TO BE DONE:
The entries below are to be transcribed in full, without their images.

EXCERPTED DATA:
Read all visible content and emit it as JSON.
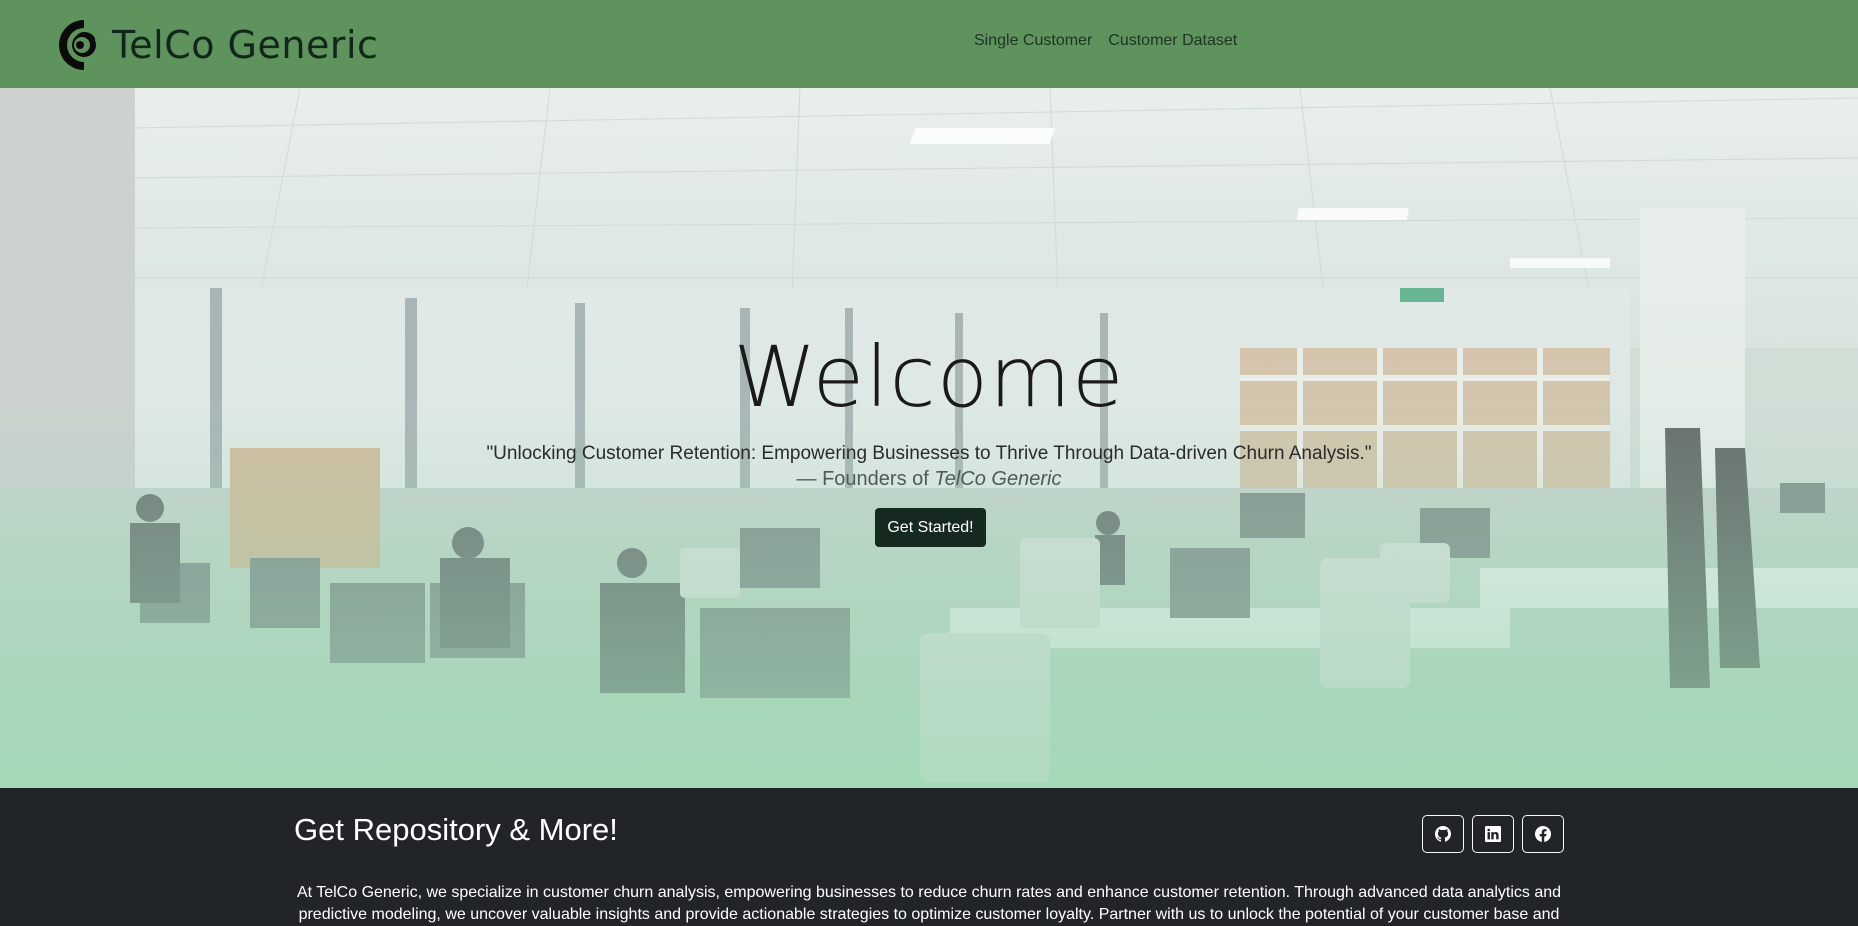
{
  "navbar": {
    "brand_name": "TelCo Generic",
    "logo_icon": "telco-logo-icon",
    "links": [
      {
        "label": "Single Customer"
      },
      {
        "label": "Customer Dataset"
      }
    ],
    "background_color": "#5f935d"
  },
  "hero": {
    "title": "Welcome",
    "quote": "\"Unlocking Customer Retention: Empowering Businesses to Thrive Through Data-driven Churn Analysis.\"",
    "attribution_prefix": "— Founders of ",
    "attribution_company": "TelCo Generic",
    "cta_label": "Get Started!",
    "cta_color": "#15291f"
  },
  "footer": {
    "title": "Get Repository & More!",
    "social": [
      {
        "icon": "github-icon"
      },
      {
        "icon": "linkedin-icon"
      },
      {
        "icon": "facebook-icon"
      }
    ],
    "text": "At TelCo Generic, we specialize in customer churn analysis, empowering businesses to reduce churn rates and enhance customer retention. Through advanced data analytics and predictive modeling, we uncover valuable insights and provide actionable strategies to optimize customer loyalty. Partner with us to unlock the potential of your customer base and",
    "background_color": "#212529"
  }
}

WRITTEN SOLUTION:
Read all visible content and emit it as JSON.
{
  "navbar": {
    "brand_name": "TelCo Generic",
    "logo_icon": "telco-logo-icon",
    "links": [
      {
        "label": "Single Customer"
      },
      {
        "label": "Customer Dataset"
      }
    ],
    "background_color": "#5f935d"
  },
  "hero": {
    "title": "Welcome",
    "quote": "\"Unlocking Customer Retention: Empowering Businesses to Thrive Through Data-driven Churn Analysis.\"",
    "attribution_prefix": "— Founders of ",
    "attribution_company": "TelCo Generic",
    "cta_label": "Get Started!",
    "cta_color": "#15291f"
  },
  "footer": {
    "title": "Get Repository & More!",
    "social": [
      {
        "icon": "github-icon"
      },
      {
        "icon": "linkedin-icon"
      },
      {
        "icon": "facebook-icon"
      }
    ],
    "text": "At TelCo Generic, we specialize in customer churn analysis, empowering businesses to reduce churn rates and enhance customer retention. Through advanced data analytics and predictive modeling, we uncover valuable insights and provide actionable strategies to optimize customer loyalty. Partner with us to unlock the potential of your customer base and",
    "background_color": "#212529"
  }
}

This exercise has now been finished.